- [AIM]: Leave out all pictures and retype exactly the lines from the one with "Output the text content of this document." through the last line of the material.

>> start THE DATA

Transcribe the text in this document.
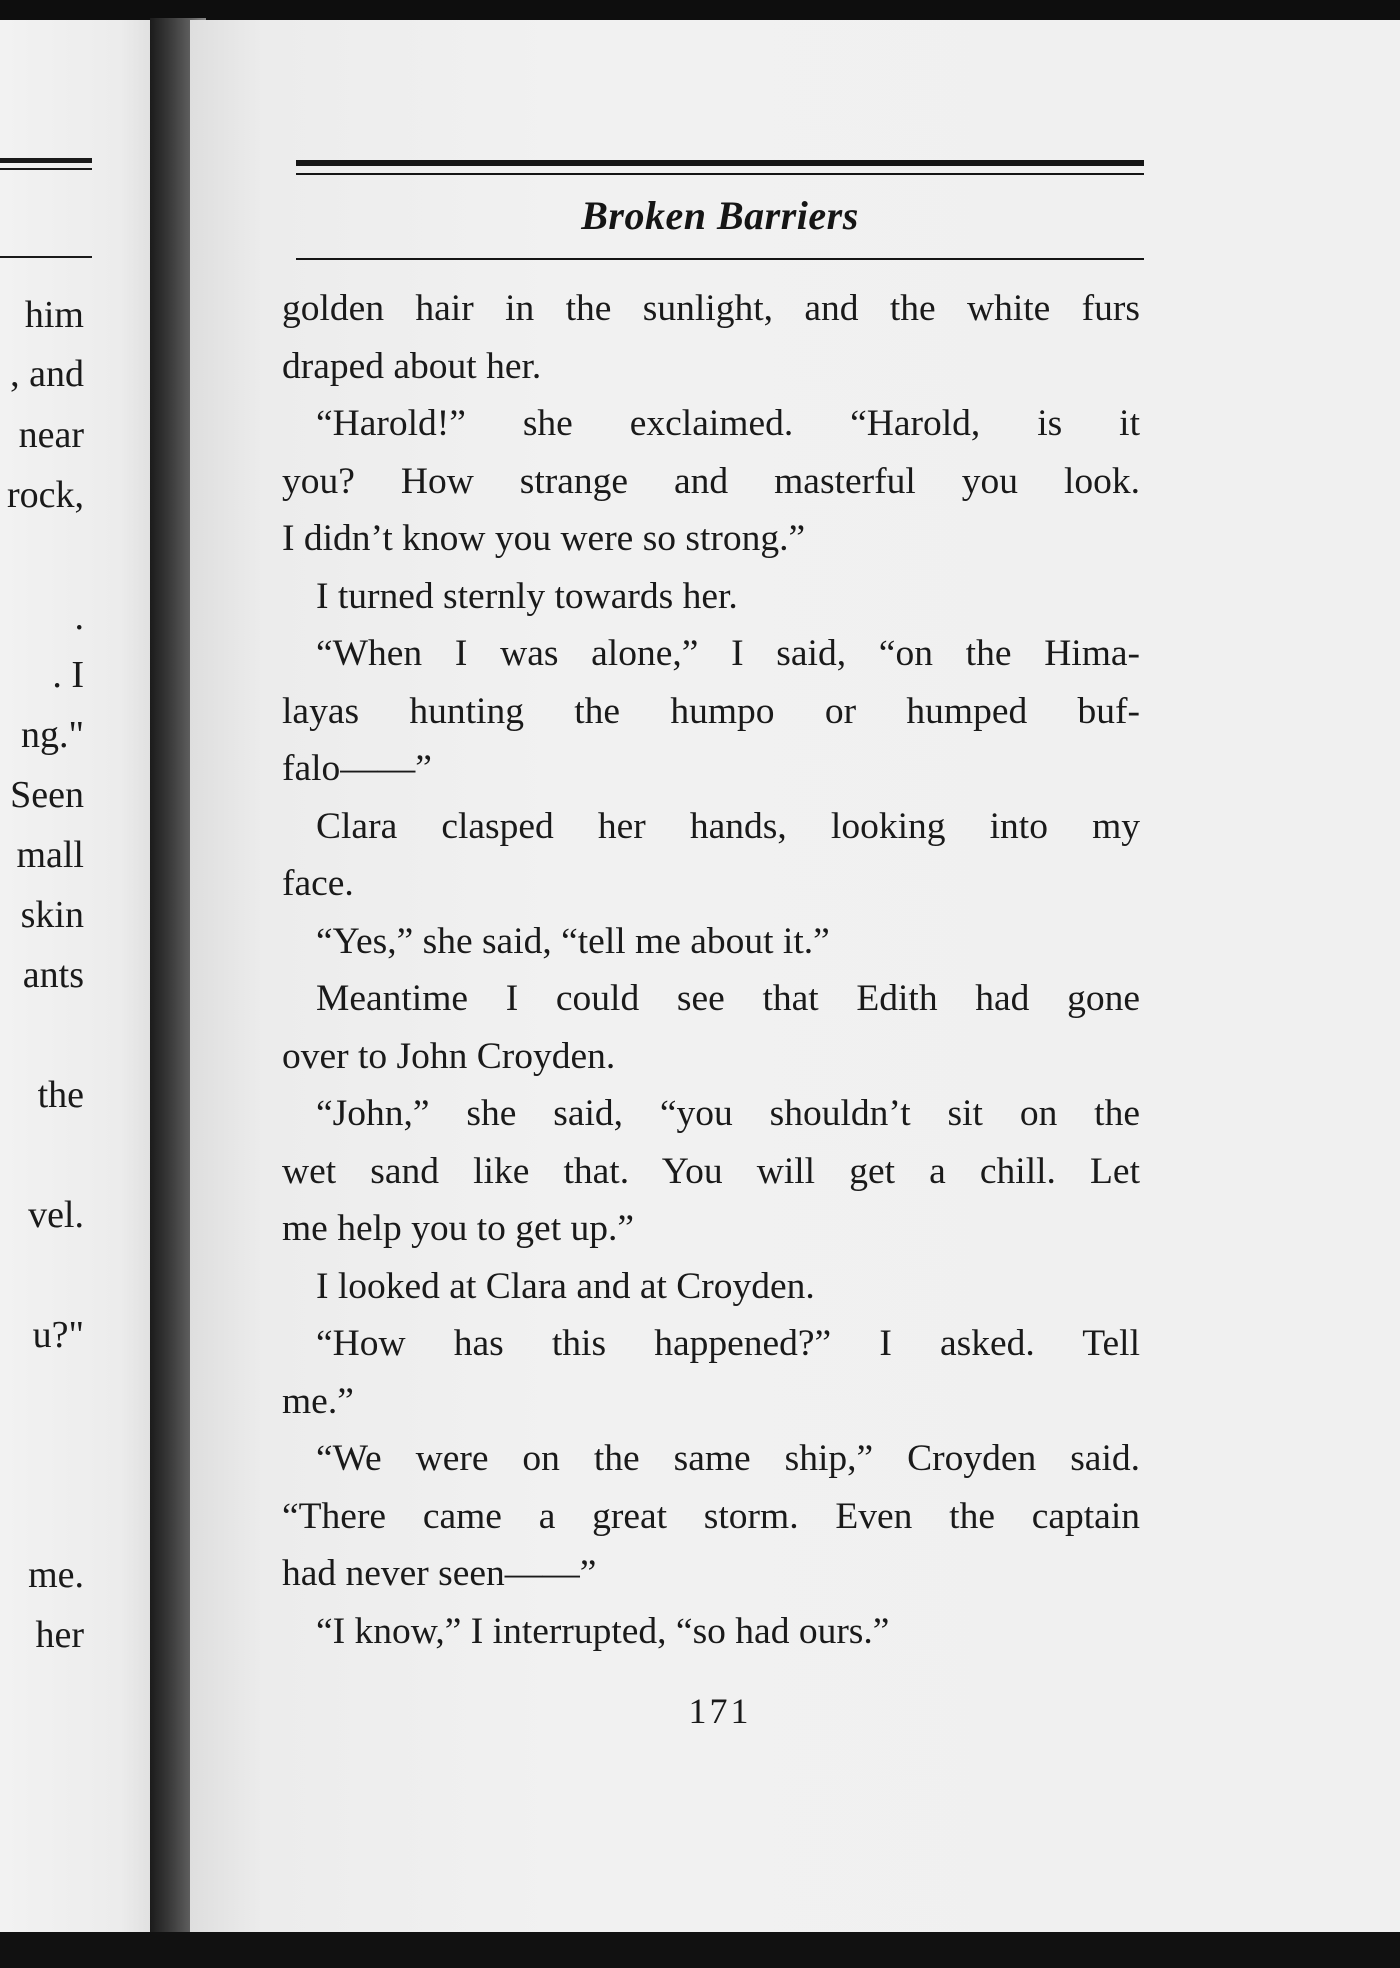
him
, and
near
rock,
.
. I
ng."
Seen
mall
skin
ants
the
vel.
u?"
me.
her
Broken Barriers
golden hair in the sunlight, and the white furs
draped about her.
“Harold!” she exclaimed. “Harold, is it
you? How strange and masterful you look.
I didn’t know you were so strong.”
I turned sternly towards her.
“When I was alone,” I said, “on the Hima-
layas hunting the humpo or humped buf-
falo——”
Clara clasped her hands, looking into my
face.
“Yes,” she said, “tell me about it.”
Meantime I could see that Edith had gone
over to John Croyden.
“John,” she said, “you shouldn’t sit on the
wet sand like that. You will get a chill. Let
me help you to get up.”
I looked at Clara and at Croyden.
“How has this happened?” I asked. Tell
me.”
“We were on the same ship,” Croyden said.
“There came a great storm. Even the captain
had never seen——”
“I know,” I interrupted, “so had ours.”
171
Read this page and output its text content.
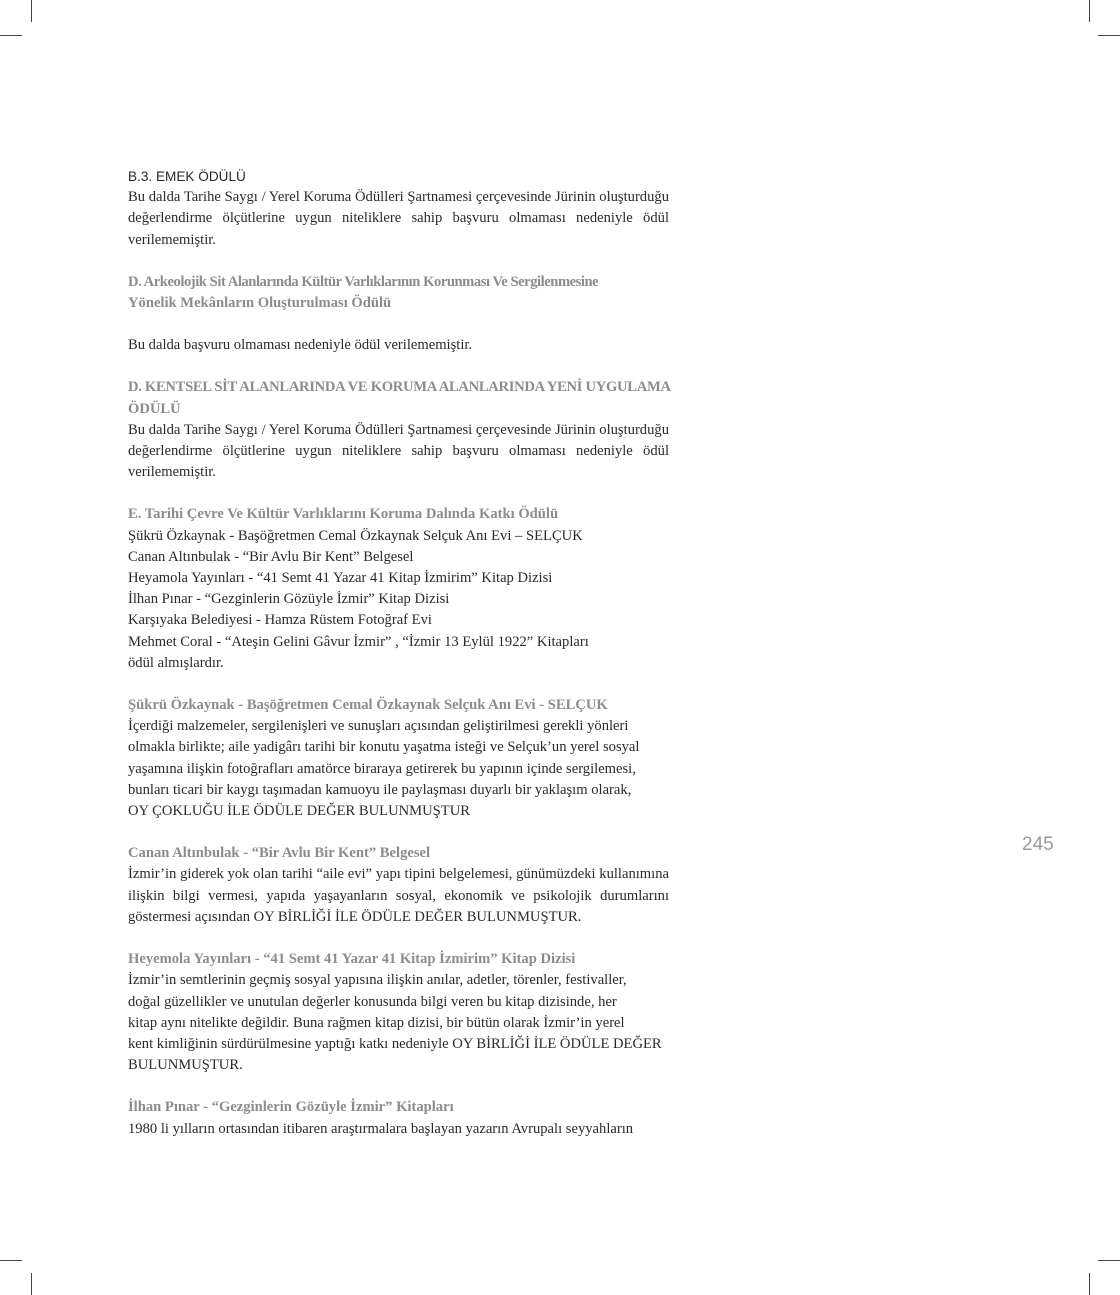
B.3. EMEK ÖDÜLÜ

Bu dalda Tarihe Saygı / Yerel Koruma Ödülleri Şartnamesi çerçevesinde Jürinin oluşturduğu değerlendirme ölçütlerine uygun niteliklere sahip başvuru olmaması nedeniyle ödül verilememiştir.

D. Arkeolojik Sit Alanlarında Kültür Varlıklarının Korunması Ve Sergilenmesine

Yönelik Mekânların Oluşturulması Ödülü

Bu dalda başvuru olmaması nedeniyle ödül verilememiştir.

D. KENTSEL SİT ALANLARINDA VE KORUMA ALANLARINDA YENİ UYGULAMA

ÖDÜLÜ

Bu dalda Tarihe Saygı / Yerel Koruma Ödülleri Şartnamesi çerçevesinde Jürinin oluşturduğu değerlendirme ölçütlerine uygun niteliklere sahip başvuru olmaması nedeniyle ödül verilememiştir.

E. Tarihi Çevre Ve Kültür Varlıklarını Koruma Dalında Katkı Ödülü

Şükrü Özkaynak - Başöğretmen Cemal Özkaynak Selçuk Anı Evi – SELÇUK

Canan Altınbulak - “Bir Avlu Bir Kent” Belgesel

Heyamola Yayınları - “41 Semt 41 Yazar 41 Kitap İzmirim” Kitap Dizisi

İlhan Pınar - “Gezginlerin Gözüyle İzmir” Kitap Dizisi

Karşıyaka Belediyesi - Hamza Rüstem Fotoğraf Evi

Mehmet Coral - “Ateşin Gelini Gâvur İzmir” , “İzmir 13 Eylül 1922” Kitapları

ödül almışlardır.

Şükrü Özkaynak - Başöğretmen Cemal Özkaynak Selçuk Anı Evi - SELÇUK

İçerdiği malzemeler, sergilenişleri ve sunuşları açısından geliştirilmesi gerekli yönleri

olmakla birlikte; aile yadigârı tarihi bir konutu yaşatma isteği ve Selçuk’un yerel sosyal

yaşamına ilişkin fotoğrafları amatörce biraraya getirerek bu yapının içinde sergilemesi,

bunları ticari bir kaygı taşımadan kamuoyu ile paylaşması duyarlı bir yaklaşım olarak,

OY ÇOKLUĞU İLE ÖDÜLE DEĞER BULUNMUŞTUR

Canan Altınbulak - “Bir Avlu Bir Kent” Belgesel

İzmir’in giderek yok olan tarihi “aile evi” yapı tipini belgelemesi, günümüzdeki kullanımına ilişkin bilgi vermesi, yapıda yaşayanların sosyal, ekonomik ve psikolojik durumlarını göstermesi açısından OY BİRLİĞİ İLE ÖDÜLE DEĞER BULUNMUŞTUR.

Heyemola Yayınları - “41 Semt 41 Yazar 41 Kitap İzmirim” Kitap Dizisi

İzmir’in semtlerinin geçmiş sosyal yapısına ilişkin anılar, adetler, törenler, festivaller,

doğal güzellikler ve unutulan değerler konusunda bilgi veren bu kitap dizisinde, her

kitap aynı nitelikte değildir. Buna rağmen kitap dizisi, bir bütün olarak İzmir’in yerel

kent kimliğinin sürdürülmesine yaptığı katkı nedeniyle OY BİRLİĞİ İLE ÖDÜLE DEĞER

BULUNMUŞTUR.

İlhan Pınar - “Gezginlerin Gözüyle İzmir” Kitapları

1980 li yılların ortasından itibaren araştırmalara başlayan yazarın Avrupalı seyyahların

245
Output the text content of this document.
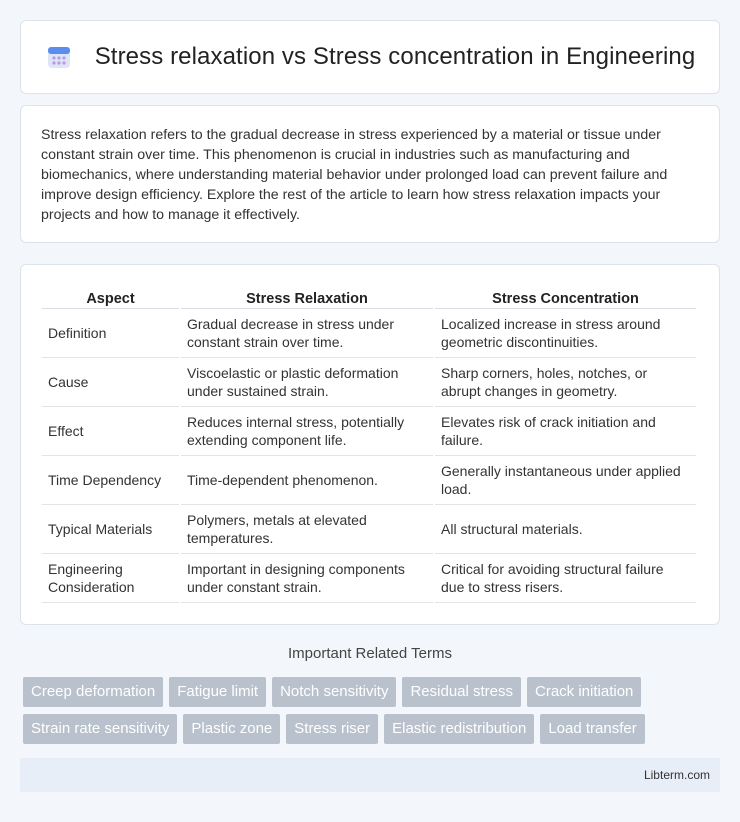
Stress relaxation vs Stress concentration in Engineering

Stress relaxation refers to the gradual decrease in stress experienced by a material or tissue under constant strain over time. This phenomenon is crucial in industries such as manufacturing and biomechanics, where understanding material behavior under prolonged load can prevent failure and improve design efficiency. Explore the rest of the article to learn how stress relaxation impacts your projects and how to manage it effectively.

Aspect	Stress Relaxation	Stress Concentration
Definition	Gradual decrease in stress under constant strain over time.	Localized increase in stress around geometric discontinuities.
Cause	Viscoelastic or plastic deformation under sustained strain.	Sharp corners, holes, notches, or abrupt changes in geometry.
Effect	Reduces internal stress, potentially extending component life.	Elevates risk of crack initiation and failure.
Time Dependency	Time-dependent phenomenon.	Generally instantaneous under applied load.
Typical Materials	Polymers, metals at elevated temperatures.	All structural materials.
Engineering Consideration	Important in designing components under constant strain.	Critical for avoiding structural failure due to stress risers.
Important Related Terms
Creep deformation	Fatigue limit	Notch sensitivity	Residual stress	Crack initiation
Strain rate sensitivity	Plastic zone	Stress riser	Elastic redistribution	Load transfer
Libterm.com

>> end THE DATA

- [RESPONSE FOR THIS EXERCISE]:
Output the text content of this document.
Stress relaxation vs Stress concentration in Engineering

Stress relaxation refers to the gradual decrease in stress experienced by a material or tissue under constant strain over time. This phenomenon is crucial in industries such as manufacturing and biomechanics, where understanding material behavior under prolonged load can prevent failure and improve design efficiency. Explore the rest of the article to learn how stress relaxation impacts your projects and how to manage it effectively.

Aspect	Stress Relaxation	Stress Concentration
Definition	Gradual decrease in stress under constant strain over time.	Localized increase in stress around geometric discontinuities.
Cause	Viscoelastic or plastic deformation under sustained strain.	Sharp corners, holes, notches, or abrupt changes in geometry.
Effect	Reduces internal stress, potentially extending component life.	Elevates risk of crack initiation and failure.
Time Dependency	Time-dependent phenomenon.	Generally instantaneous under applied load.
Typical Materials	Polymers, metals at elevated temperatures.	All structural materials.
Engineering Consideration	Important in designing components under constant strain.	Critical for avoiding structural failure due to stress risers.
Important Related Terms
Creep deformation	Fatigue limit	Notch sensitivity	Residual stress	Crack initiation
Strain rate sensitivity	Plastic zone	Stress riser	Elastic redistribution	Load transfer
Libterm.com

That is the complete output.